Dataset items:
»»

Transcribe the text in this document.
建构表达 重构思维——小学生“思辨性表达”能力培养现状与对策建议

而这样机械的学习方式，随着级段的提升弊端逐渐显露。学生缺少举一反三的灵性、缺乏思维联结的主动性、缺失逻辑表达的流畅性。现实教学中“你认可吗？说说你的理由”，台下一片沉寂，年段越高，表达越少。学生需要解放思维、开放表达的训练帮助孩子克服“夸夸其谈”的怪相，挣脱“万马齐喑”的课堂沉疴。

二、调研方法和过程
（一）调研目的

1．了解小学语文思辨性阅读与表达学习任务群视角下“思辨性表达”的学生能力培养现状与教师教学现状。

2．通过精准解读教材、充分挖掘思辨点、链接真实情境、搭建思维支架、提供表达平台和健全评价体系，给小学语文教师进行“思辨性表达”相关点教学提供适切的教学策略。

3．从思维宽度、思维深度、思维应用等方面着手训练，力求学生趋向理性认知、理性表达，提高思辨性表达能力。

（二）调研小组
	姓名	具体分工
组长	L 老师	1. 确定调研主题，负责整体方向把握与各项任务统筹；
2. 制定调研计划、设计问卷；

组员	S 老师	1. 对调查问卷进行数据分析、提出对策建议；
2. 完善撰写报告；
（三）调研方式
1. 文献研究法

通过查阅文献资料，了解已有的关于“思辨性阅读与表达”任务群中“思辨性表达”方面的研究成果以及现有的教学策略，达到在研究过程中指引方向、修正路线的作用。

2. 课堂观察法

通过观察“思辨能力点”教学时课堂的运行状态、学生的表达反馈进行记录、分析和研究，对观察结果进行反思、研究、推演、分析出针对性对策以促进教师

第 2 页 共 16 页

««
»»

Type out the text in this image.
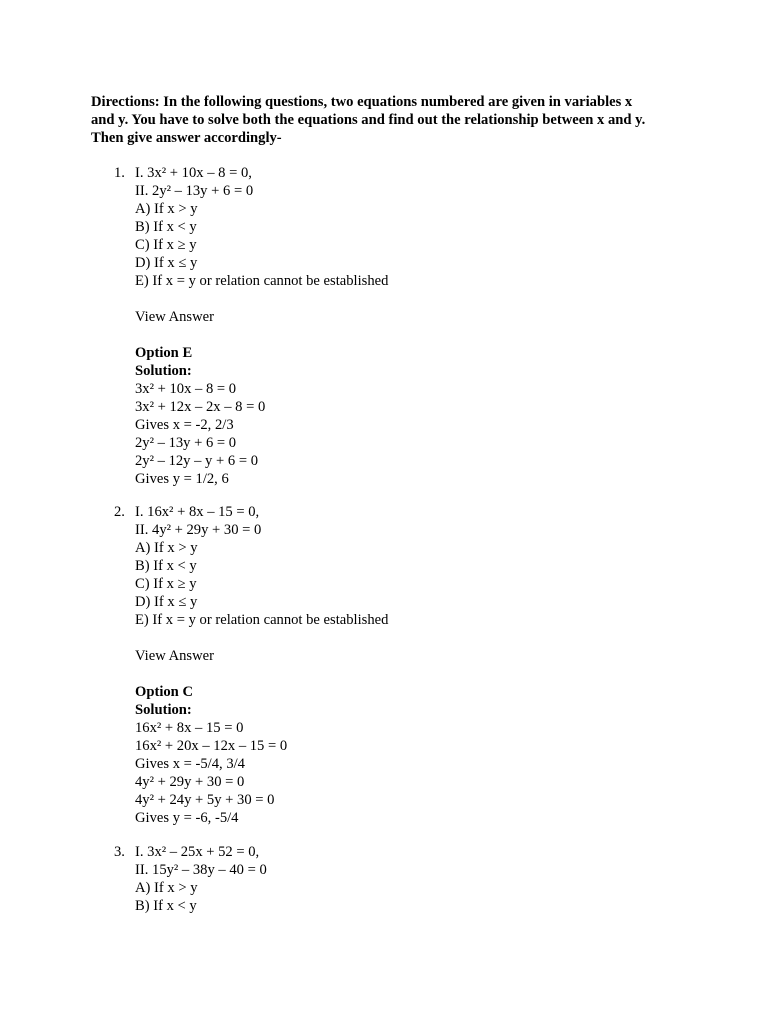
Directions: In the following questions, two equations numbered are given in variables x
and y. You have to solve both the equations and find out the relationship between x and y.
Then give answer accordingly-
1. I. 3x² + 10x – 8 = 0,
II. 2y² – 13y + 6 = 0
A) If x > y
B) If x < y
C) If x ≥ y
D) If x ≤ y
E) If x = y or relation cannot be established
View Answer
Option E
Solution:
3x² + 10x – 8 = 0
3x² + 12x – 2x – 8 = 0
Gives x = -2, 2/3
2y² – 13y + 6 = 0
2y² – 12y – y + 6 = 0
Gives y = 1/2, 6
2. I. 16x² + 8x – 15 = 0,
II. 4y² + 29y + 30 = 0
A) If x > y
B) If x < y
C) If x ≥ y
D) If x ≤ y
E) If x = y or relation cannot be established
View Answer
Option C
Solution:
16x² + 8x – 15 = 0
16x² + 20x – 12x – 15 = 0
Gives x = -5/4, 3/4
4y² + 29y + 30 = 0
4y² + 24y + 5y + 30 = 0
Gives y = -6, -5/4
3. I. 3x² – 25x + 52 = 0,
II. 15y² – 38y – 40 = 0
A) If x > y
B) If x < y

««
»»

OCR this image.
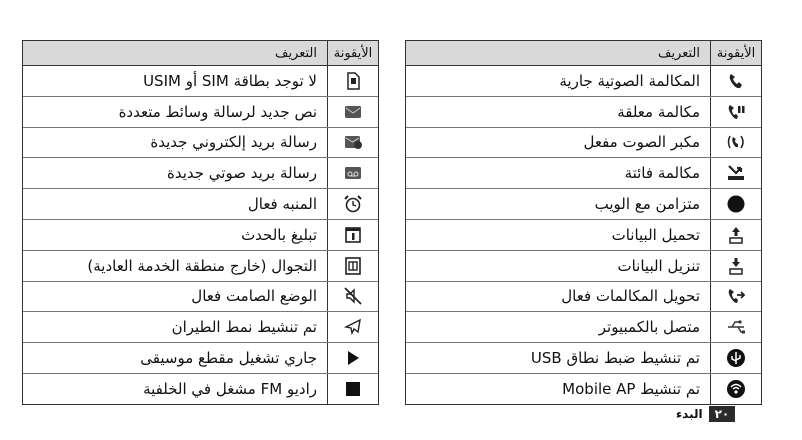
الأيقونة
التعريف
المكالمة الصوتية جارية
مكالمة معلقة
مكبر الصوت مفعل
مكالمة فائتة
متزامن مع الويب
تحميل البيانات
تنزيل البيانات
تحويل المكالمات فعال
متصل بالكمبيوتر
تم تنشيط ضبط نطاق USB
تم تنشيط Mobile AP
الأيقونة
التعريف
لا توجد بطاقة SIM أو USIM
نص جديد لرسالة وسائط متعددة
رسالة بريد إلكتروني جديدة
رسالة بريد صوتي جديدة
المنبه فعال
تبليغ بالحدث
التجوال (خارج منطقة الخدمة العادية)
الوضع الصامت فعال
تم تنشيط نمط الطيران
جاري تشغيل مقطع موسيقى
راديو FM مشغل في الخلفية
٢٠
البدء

««

--- Stated task ---
Write out every line of the listing that holds the word "جديدة".

--- Reply to the task ---
رسالة بريد إلكتروني جديدة
رسالة بريد صوتي جديدة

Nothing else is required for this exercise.